** Begin Dataset rows **
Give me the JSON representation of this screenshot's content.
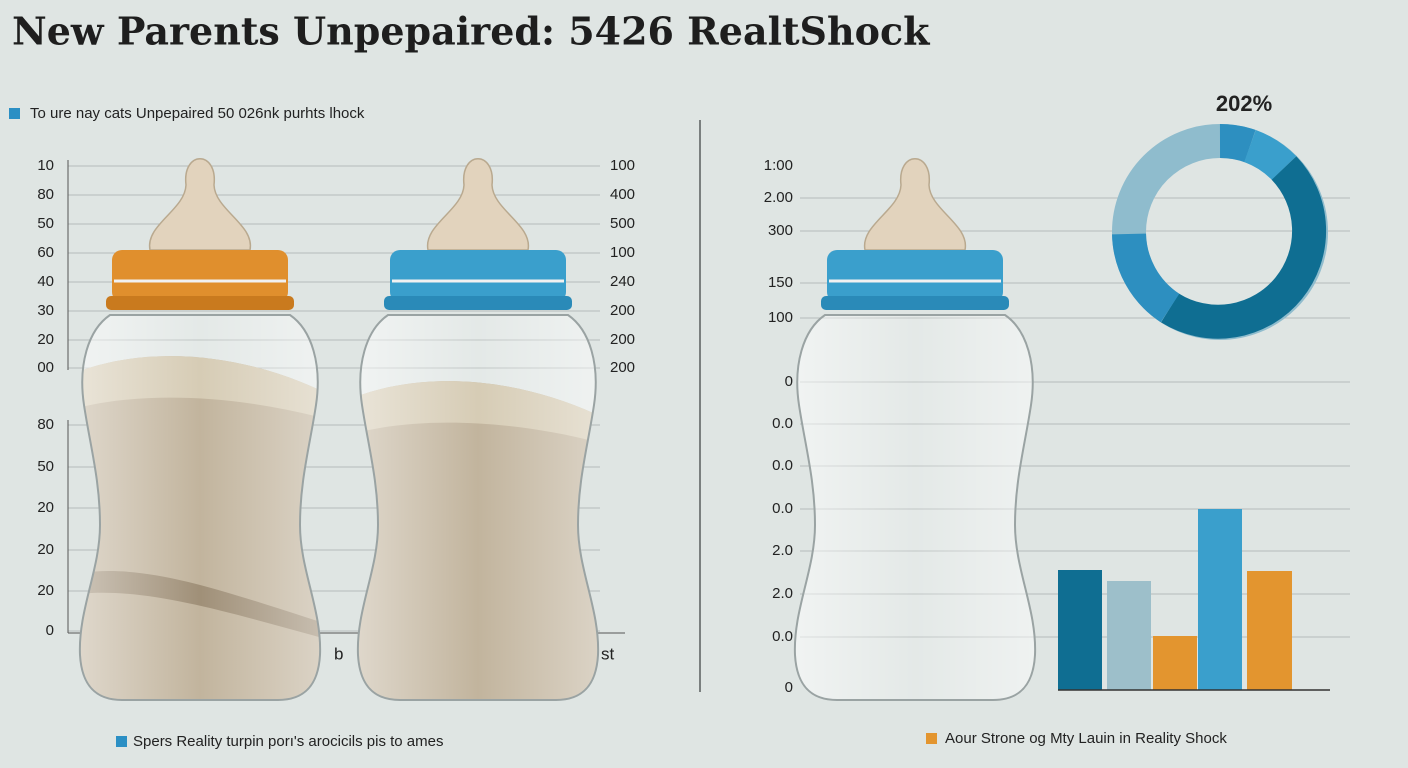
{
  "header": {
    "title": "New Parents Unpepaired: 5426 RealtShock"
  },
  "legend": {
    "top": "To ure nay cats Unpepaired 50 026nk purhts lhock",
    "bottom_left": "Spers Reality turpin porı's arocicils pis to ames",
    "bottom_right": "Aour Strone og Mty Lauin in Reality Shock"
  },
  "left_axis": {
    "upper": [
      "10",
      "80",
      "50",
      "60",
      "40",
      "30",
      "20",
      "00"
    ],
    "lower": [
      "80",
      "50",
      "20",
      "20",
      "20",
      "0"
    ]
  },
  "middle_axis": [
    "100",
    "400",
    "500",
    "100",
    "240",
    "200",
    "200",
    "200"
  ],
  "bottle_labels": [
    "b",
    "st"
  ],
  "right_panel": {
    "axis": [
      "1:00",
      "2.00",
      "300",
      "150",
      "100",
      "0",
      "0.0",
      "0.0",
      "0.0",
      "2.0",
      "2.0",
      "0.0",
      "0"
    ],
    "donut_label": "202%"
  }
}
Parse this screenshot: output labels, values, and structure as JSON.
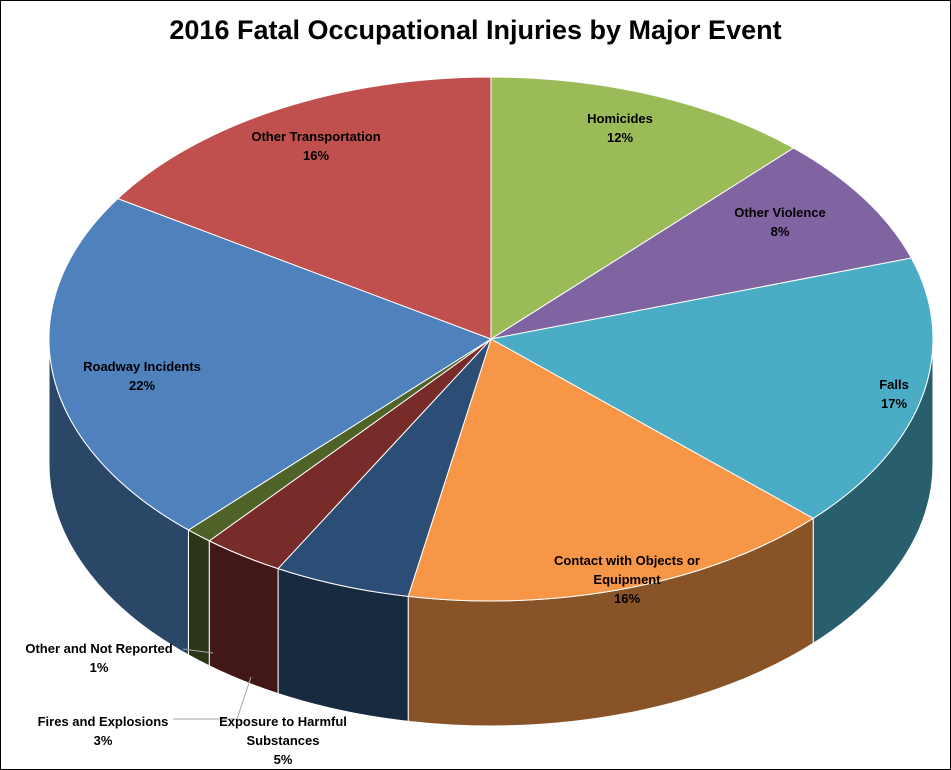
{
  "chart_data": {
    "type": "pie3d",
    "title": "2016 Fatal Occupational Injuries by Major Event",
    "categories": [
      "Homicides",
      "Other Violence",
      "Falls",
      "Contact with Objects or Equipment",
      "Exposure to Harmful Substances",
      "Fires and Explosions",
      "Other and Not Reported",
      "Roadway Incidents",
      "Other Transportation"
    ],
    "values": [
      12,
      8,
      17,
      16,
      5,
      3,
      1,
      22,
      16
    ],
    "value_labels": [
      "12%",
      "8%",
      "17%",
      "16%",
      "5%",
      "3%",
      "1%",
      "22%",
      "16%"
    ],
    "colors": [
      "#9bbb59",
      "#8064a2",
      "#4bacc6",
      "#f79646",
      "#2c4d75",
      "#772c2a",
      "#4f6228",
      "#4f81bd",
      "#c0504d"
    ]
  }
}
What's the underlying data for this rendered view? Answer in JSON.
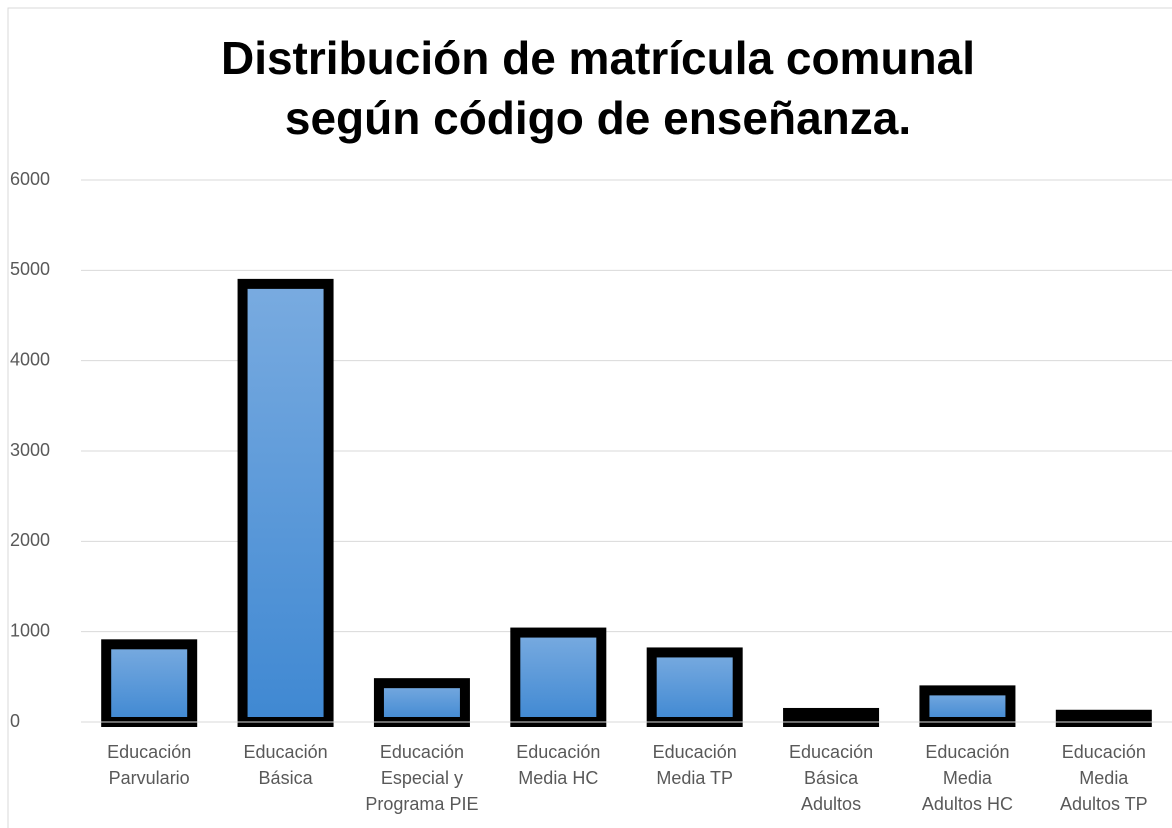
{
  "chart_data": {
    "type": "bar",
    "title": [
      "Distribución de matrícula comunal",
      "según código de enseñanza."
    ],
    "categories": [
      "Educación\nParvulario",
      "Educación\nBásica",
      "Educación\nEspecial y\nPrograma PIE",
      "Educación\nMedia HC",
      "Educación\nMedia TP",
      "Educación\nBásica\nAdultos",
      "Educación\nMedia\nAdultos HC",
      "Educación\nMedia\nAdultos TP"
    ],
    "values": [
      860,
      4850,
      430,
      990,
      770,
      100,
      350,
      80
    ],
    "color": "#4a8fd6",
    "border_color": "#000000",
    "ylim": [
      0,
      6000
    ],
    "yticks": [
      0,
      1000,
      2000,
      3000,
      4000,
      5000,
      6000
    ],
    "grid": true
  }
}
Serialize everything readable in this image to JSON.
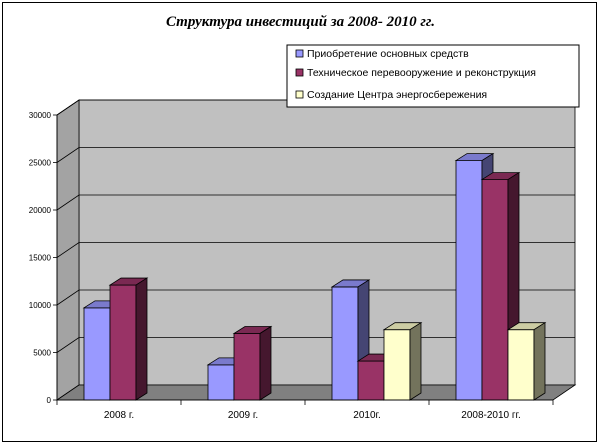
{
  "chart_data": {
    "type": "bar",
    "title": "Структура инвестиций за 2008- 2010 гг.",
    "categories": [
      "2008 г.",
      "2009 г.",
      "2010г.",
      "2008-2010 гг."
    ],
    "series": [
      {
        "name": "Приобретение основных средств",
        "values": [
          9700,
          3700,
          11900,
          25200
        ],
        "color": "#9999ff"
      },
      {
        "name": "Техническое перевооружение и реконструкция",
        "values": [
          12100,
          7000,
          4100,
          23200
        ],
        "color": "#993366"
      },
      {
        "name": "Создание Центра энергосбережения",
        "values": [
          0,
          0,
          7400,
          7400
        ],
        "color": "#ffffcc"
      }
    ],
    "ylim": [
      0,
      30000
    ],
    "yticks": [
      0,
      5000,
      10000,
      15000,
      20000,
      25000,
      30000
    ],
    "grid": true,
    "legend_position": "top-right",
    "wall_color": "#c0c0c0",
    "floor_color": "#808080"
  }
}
** End Dataset rows **
**Stated goal:**
All records must be output exactly as they are, except for the pictures, which are left out.

**Answer to this exercise:**
Give me the JSON representation of this screenshot's content.
{
  "header": {
    "title": "New Parents Unpepaired: 5426 RealtShock"
  },
  "legend": {
    "top": "To ure nay cats Unpepaired 50 026nk purhts lhock",
    "bottom_left": "Spers Reality turpin porı's arocicils pis to ames",
    "bottom_right": "Aour Strone og Mty Lauin in Reality Shock"
  },
  "left_axis": {
    "upper": [
      "10",
      "80",
      "50",
      "60",
      "40",
      "30",
      "20",
      "00"
    ],
    "lower": [
      "80",
      "50",
      "20",
      "20",
      "20",
      "0"
    ]
  },
  "middle_axis": [
    "100",
    "400",
    "500",
    "100",
    "240",
    "200",
    "200",
    "200"
  ],
  "bottle_labels": [
    "b",
    "st"
  ],
  "right_panel": {
    "axis": [
      "1:00",
      "2.00",
      "300",
      "150",
      "100",
      "0",
      "0.0",
      "0.0",
      "0.0",
      "2.0",
      "2.0",
      "0.0",
      "0"
    ],
    "donut_label": "202%"
  }
}
Parse this screenshot: output labels, values, and structure as JSON.
{
  "chart_data": {
    "type": "pie3d",
    "title": "2016 Fatal Occupational Injuries by Major Event",
    "categories": [
      "Homicides",
      "Other Violence",
      "Falls",
      "Contact with Objects or Equipment",
      "Exposure to Harmful Substances",
      "Fires and Explosions",
      "Other and Not Reported",
      "Roadway Incidents",
      "Other Transportation"
    ],
    "values": [
      12,
      8,
      17,
      16,
      5,
      3,
      1,
      22,
      16
    ],
    "value_labels": [
      "12%",
      "8%",
      "17%",
      "16%",
      "5%",
      "3%",
      "1%",
      "22%",
      "16%"
    ],
    "colors": [
      "#9bbb59",
      "#8064a2",
      "#4bacc6",
      "#f79646",
      "#2c4d75",
      "#772c2a",
      "#4f6228",
      "#4f81bd",
      "#c0504d"
    ]
  }
}
What's the underlying data for this rendered view? Answer in JSON.
{
  "chart_data": {
    "type": "bar",
    "title": [
      "Distribución de matrícula comunal",
      "según código de enseñanza."
    ],
    "categories": [
      "Educación\nParvulario",
      "Educación\nBásica",
      "Educación\nEspecial y\nPrograma PIE",
      "Educación\nMedia HC",
      "Educación\nMedia TP",
      "Educación\nBásica\nAdultos",
      "Educación\nMedia\nAdultos HC",
      "Educación\nMedia\nAdultos TP"
    ],
    "values": [
      860,
      4850,
      430,
      990,
      770,
      100,
      350,
      80
    ],
    "color": "#4a8fd6",
    "border_color": "#000000",
    "ylim": [
      0,
      6000
    ],
    "yticks": [
      0,
      1000,
      2000,
      3000,
      4000,
      5000,
      6000
    ],
    "grid": true
  }
}
Serialize everything readable in this image to JSON.
{
  "chart_data": {
    "type": "bar",
    "title": "Структура инвестиций за 2008- 2010 гг.",
    "categories": [
      "2008 г.",
      "2009 г.",
      "2010г.",
      "2008-2010 гг."
    ],
    "series": [
      {
        "name": "Приобретение основных средств",
        "values": [
          9700,
          3700,
          11900,
          25200
        ],
        "color": "#9999ff"
      },
      {
        "name": "Техническое перевооружение и реконструкция",
        "values": [
          12100,
          7000,
          4100,
          23200
        ],
        "color": "#993366"
      },
      {
        "name": "Создание Центра энергосбережения",
        "values": [
          0,
          0,
          7400,
          7400
        ],
        "color": "#ffffcc"
      }
    ],
    "ylim": [
      0,
      30000
    ],
    "yticks": [
      0,
      5000,
      10000,
      15000,
      20000,
      25000,
      30000
    ],
    "grid": true,
    "legend_position": "top-right",
    "wall_color": "#c0c0c0",
    "floor_color": "#808080"
  }
}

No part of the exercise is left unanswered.